▶ Given task
Copy out every line of the records below word for word, leaving out the pictures.

☆ ☆ ☆ ☆ ☆

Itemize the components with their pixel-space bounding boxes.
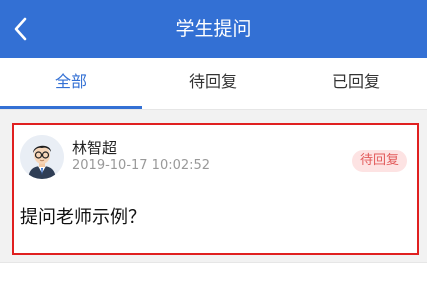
active-tab-indicator [0, 106, 142, 109]
tab-pending[interactable]: 待回复 [142, 58, 284, 110]
question-card[interactable]: 林智超 2019-10-17 10:02:52 待回复 提问老师示例？ [12, 123, 419, 255]
question-text: 提问老师示例？ [20, 207, 146, 228]
tab-all[interactable]: 全部 [0, 58, 142, 110]
avatar [20, 135, 64, 179]
user-avatar-icon [20, 135, 64, 179]
app-header: 学生提问 [0, 0, 427, 58]
tab-replied[interactable]: 已回复 [285, 58, 427, 110]
page-title: 学生提问 [175, 18, 252, 40]
status-badge: 待回复 [351, 150, 407, 172]
question-timestamp: 2019-10-17 10:02:52 [72, 158, 211, 173]
tab-bar: 全部 待回复 已回复 [0, 58, 427, 110]
next-card-partial [0, 262, 427, 287]
user-name: 林智超 [72, 139, 118, 157]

☆ ☆ ☆ ☆ ☆

▶ Result for this task
Itemize the components with their pixel-space bounding boxes.
active-tab-indicator [0, 106, 142, 109]
tab-pending[interactable]: 待回复 [142, 58, 284, 110]
question-card[interactable]: 林智超 2019-10-17 10:02:52 待回复 提问老师示例？ [12, 123, 419, 255]
question-text: 提问老师示例？ [20, 207, 146, 228]
tab-all[interactable]: 全部 [0, 58, 142, 110]
avatar [20, 135, 64, 179]
user-avatar-icon [20, 135, 64, 179]
app-header: 学生提问 [0, 0, 427, 58]
tab-replied[interactable]: 已回复 [285, 58, 427, 110]
page-title: 学生提问 [175, 18, 252, 40]
status-badge: 待回复 [351, 150, 407, 172]
question-timestamp: 2019-10-17 10:02:52 [72, 158, 211, 173]
tab-bar: 全部 待回复 已回复 [0, 58, 427, 110]
next-card-partial [0, 262, 427, 287]
user-name: 林智超 [72, 139, 118, 157]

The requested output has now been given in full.